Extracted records
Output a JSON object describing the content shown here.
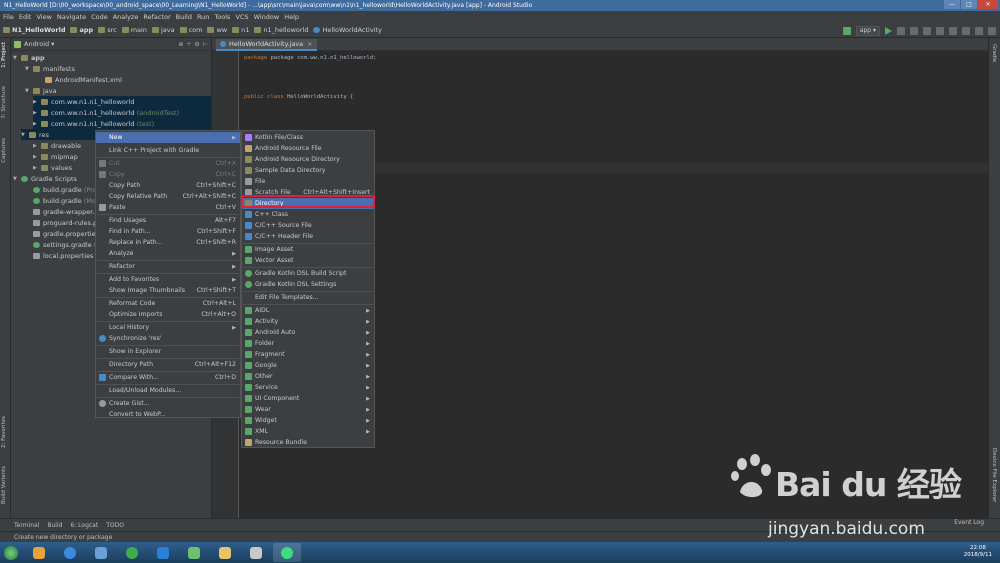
{
  "window": {
    "title": "N1_HelloWorld [D:\\00_workspace\\00_android_space\\00_Learning\\N1_HelloWorld] - ...\\app\\src\\main\\java\\com\\ww\\n1\\n1_helloworld\\HelloWorldActivity.java [app] - Android Studio",
    "controls": [
      "—",
      "□",
      "✕"
    ]
  },
  "menubar": [
    "File",
    "Edit",
    "View",
    "Navigate",
    "Code",
    "Analyze",
    "Refactor",
    "Build",
    "Run",
    "Tools",
    "VCS",
    "Window",
    "Help"
  ],
  "navbar": {
    "crumbs": [
      "N1_HelloWorld",
      "app",
      "src",
      "main",
      "java",
      "com",
      "ww",
      "n1",
      "n1_helloworld",
      "HelloWorldActivity"
    ],
    "run_config": "app"
  },
  "project": {
    "view": "Android",
    "tree": [
      {
        "label": "app"
      },
      {
        "label": "manifests"
      },
      {
        "label": "AndroidManifest.xml"
      },
      {
        "label": "java"
      },
      {
        "label": "com.ww.n1.n1_helloworld",
        "suffix": ""
      },
      {
        "label": "com.ww.n1.n1_helloworld",
        "suffix": "(androidTest)"
      },
      {
        "label": "com.ww.n1.n1_helloworld",
        "suffix": "(test)"
      },
      {
        "label": "res"
      },
      {
        "label": "drawable"
      },
      {
        "label": "mipmap"
      },
      {
        "label": "values"
      },
      {
        "label": "Gradle Scripts"
      },
      {
        "label": "build.gradle",
        "suffix": "(Proj"
      },
      {
        "label": "build.gradle",
        "suffix": "(Mo"
      },
      {
        "label": "gradle-wrapper.p"
      },
      {
        "label": "proguard-rules.p"
      },
      {
        "label": "gradle.properties"
      },
      {
        "label": "settings.gradle",
        "suffix": "(P"
      },
      {
        "label": "local.properties",
        "suffix": "("
      }
    ]
  },
  "left_tool_windows": [
    "1: Project",
    "7: Structure",
    "Captures",
    "2: Favorites",
    "Build Variants"
  ],
  "right_tool_windows": [
    "Gradle",
    "Device File Explorer"
  ],
  "editor": {
    "tab": "HelloWorldActivity.java",
    "lines": {
      "package": "package com.ww.n1.n1_helloworld;",
      "class_kw": "public class",
      "class_name": "HelloWorldActivity",
      "brace": "{",
      "close": "}"
    }
  },
  "context_menu": [
    {
      "label": "New",
      "shortcut": "",
      "submenu": true,
      "selected": true
    },
    {
      "label": "Link C++ Project with Gradle",
      "shortcut": ""
    },
    {
      "label": "Cut",
      "shortcut": "Ctrl+X",
      "disabled": true
    },
    {
      "label": "Copy",
      "shortcut": "Ctrl+C",
      "disabled": true
    },
    {
      "label": "Copy Path",
      "shortcut": "Ctrl+Shift+C"
    },
    {
      "label": "Copy Relative Path",
      "shortcut": "Ctrl+Alt+Shift+C"
    },
    {
      "label": "Paste",
      "shortcut": "Ctrl+V"
    },
    {
      "label": "Find Usages",
      "shortcut": "Alt+F7"
    },
    {
      "label": "Find in Path...",
      "shortcut": "Ctrl+Shift+F"
    },
    {
      "label": "Replace in Path...",
      "shortcut": "Ctrl+Shift+R"
    },
    {
      "label": "Analyze",
      "shortcut": "",
      "submenu": true
    },
    {
      "label": "Refactor",
      "shortcut": "",
      "submenu": true
    },
    {
      "label": "Add to Favorites",
      "shortcut": "",
      "submenu": true
    },
    {
      "label": "Show Image Thumbnails",
      "shortcut": "Ctrl+Shift+T"
    },
    {
      "label": "Reformat Code",
      "shortcut": "Ctrl+Alt+L"
    },
    {
      "label": "Optimize Imports",
      "shortcut": "Ctrl+Alt+O"
    },
    {
      "label": "Local History",
      "shortcut": "",
      "submenu": true
    },
    {
      "label": "Synchronize 'res'",
      "shortcut": ""
    },
    {
      "label": "Show in Explorer",
      "shortcut": ""
    },
    {
      "label": "Directory Path",
      "shortcut": "Ctrl+Alt+F12"
    },
    {
      "label": "Compare With...",
      "shortcut": "Ctrl+D"
    },
    {
      "label": "Load/Unload Modules...",
      "shortcut": ""
    },
    {
      "label": "Create Gist...",
      "shortcut": ""
    },
    {
      "label": "Convert to WebP...",
      "shortcut": ""
    }
  ],
  "new_submenu": [
    {
      "label": "Kotlin File/Class"
    },
    {
      "label": "Android Resource File"
    },
    {
      "label": "Android Resource Directory"
    },
    {
      "label": "Sample Data Directory"
    },
    {
      "label": "File"
    },
    {
      "label": "Scratch File",
      "shortcut": "Ctrl+Alt+Shift+Insert"
    },
    {
      "label": "Directory",
      "selected": true
    },
    {
      "label": "C++ Class"
    },
    {
      "label": "C/C++ Source File"
    },
    {
      "label": "C/C++ Header File"
    },
    {
      "label": "Image Asset"
    },
    {
      "label": "Vector Asset"
    },
    {
      "label": "Gradle Kotlin DSL Build Script"
    },
    {
      "label": "Gradle Kotlin DSL Settings"
    },
    {
      "label": "Edit File Templates..."
    },
    {
      "label": "AIDL",
      "submenu": true
    },
    {
      "label": "Activity",
      "submenu": true
    },
    {
      "label": "Android Auto",
      "submenu": true
    },
    {
      "label": "Folder",
      "submenu": true
    },
    {
      "label": "Fragment",
      "submenu": true
    },
    {
      "label": "Google",
      "submenu": true
    },
    {
      "label": "Other",
      "submenu": true
    },
    {
      "label": "Service",
      "submenu": true
    },
    {
      "label": "UI Component",
      "submenu": true
    },
    {
      "label": "Wear",
      "submenu": true
    },
    {
      "label": "Widget",
      "submenu": true
    },
    {
      "label": "XML",
      "submenu": true
    },
    {
      "label": "Resource Bundle"
    }
  ],
  "bottom_tabs": [
    "Terminal",
    "Build",
    "6: Logcat",
    "TODO"
  ],
  "event_log": "Event Log",
  "status": "Create new directory or package",
  "clock": {
    "time": "22:08",
    "date": "2018/9/11"
  },
  "watermark": {
    "logo": "Bai du 经验",
    "url": "jingyan.baidu.com"
  },
  "colors": {
    "selection": "#4b6eaf",
    "highlight_box": "#e0203a",
    "background": "#2b2b2b",
    "panel": "#3c3f41"
  }
}
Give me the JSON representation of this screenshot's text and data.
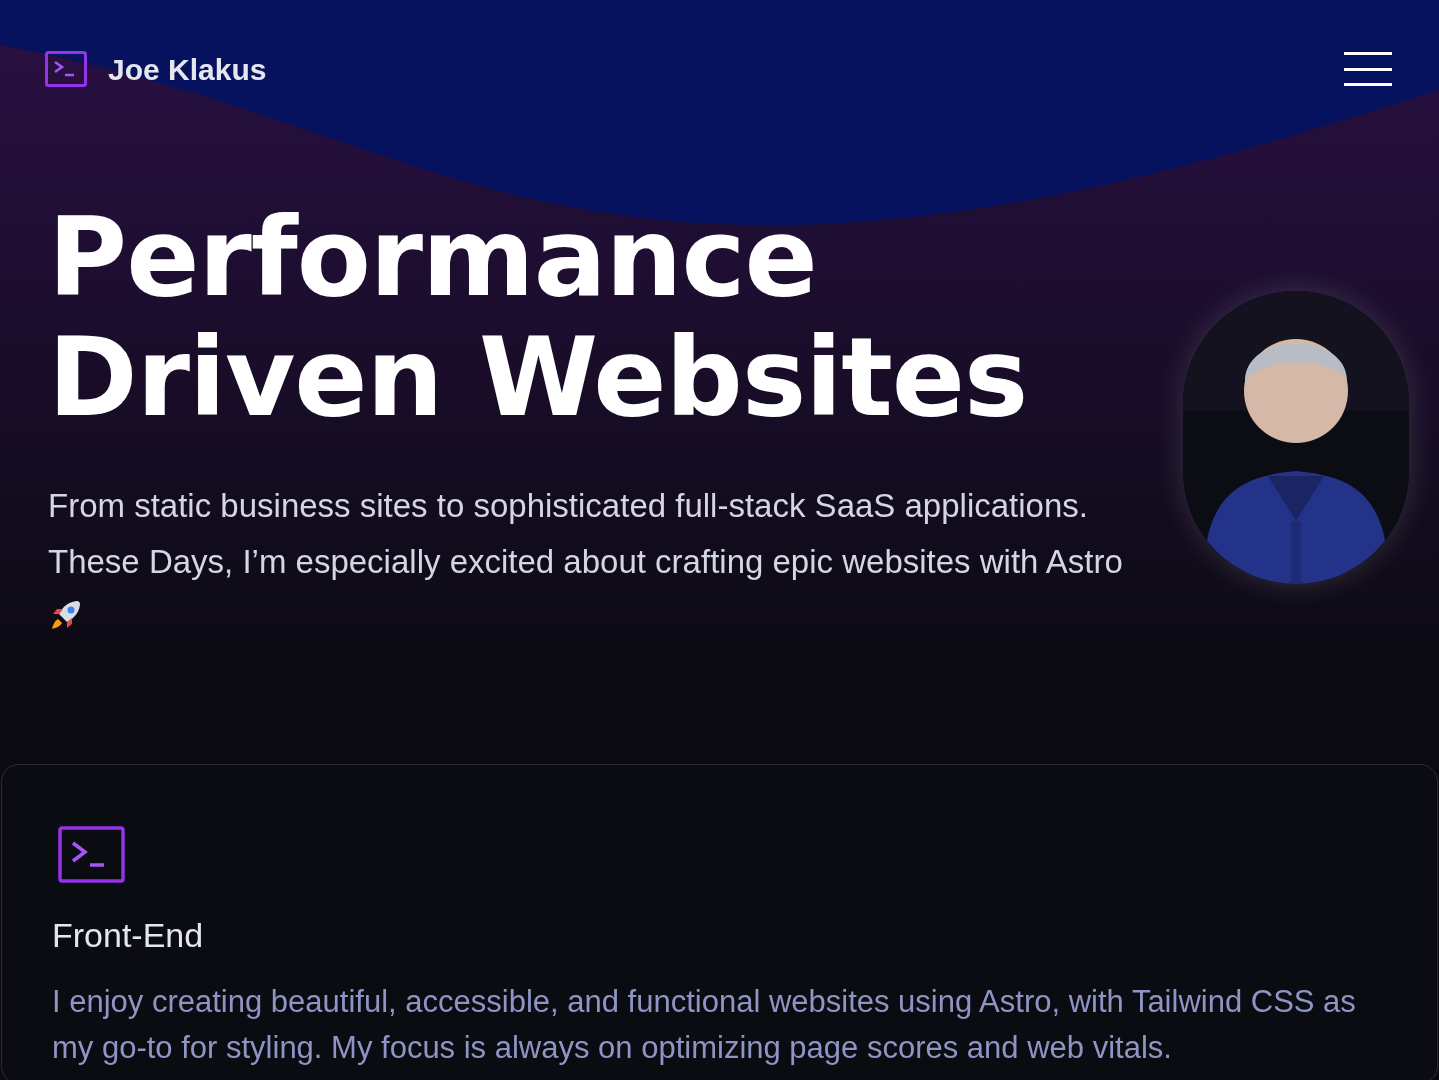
{
  "header": {
    "brand": "Joe Klakus"
  },
  "hero": {
    "title_lines": [
      "Performance",
      "Driven Websites"
    ],
    "intro": "From static business sites to sophisticated full-stack SaaS applications. These Days, I’m especially excited about crafting epic websites with Astro"
  },
  "cards": [
    {
      "title": "Front-End",
      "text": "I enjoy creating beautiful, accessible, and functional websites using Astro, with Tailwind CSS as my go-to for styling. My focus is always on optimizing page scores and web vitals."
    }
  ]
}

■ What needs to be done
Using the listing above, show each line holding the string "main".

■ Task output
    "title": "N1_HelloWorld [D:\\00_workspace\\00_android_space\\00_Learning\\N1_HelloWorld] - ...\\app\\src\\main\\java\\com\\ww\\n1\\n1_helloworld\\HelloWorldActivity.java [app] - Android Studio",
      "main",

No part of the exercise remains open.